• [What you should do]:
Gather from the listing below each line that includes the word "book", and copy it.

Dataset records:
* * * * * * *

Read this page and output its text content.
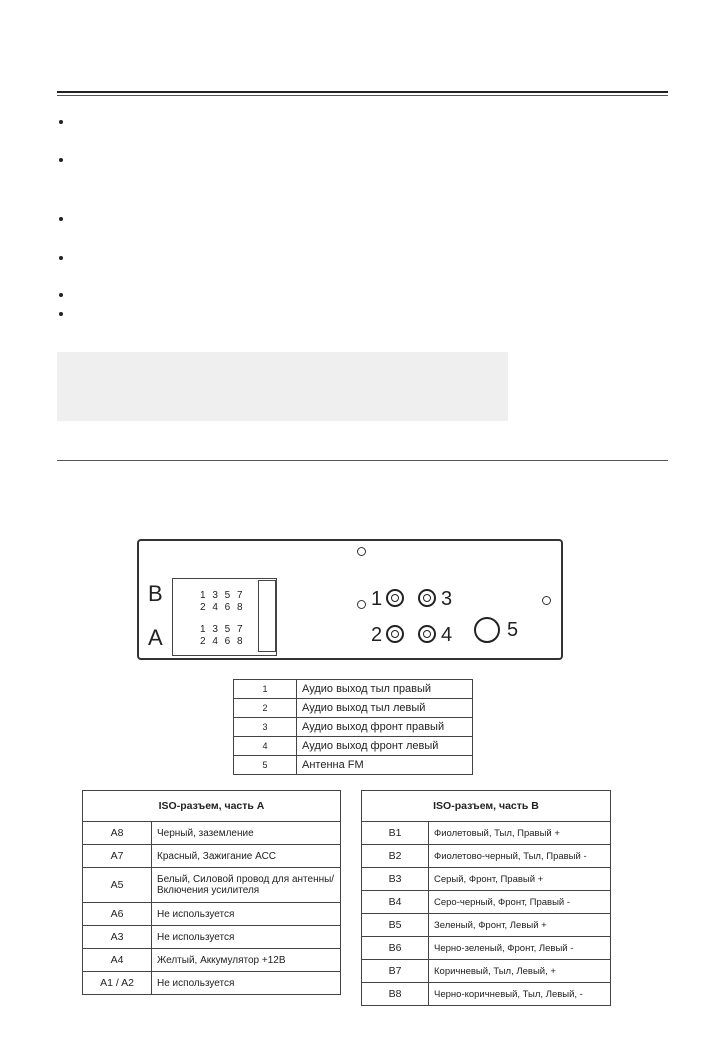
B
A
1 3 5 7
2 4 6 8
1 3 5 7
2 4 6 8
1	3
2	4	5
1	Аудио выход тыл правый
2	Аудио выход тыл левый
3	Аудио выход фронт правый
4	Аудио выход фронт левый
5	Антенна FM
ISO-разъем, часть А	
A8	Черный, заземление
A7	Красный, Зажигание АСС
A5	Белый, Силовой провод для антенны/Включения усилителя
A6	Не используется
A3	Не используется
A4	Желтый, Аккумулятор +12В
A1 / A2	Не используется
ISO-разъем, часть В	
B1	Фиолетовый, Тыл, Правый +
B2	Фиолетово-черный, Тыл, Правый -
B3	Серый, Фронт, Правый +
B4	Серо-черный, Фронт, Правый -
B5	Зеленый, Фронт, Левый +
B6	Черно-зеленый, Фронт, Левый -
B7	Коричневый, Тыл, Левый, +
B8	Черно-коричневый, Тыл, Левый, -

* * * * * * *

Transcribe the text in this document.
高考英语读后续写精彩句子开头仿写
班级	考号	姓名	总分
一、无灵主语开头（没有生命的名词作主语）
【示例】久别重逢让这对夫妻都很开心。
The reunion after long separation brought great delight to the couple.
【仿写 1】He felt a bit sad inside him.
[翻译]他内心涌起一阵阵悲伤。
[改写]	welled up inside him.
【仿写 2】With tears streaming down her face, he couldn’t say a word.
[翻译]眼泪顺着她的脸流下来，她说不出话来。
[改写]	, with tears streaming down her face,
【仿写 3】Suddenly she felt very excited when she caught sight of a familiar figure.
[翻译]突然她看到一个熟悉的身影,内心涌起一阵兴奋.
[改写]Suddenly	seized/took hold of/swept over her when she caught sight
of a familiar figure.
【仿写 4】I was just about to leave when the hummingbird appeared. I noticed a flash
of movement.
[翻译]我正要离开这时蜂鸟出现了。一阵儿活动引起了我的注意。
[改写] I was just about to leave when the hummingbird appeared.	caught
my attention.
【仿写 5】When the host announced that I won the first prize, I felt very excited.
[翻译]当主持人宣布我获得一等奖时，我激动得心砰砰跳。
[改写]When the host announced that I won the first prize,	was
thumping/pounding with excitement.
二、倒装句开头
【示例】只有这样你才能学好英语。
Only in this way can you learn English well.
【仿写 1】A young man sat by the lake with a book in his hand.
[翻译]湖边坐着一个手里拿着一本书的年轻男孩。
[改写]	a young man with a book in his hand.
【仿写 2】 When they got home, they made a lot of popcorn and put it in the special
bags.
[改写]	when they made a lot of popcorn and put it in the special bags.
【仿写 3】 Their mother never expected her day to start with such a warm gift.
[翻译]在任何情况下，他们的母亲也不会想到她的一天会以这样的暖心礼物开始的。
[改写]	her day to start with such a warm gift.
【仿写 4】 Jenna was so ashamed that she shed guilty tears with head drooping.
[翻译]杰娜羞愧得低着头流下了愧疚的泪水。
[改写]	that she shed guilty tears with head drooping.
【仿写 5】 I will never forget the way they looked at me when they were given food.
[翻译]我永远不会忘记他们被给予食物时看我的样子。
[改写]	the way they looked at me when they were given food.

* * * * * * *

• [Written response]:
【仿写 1】A young man sat by the lake with a book in his hand.
[改写]	a young man with a book in his hand.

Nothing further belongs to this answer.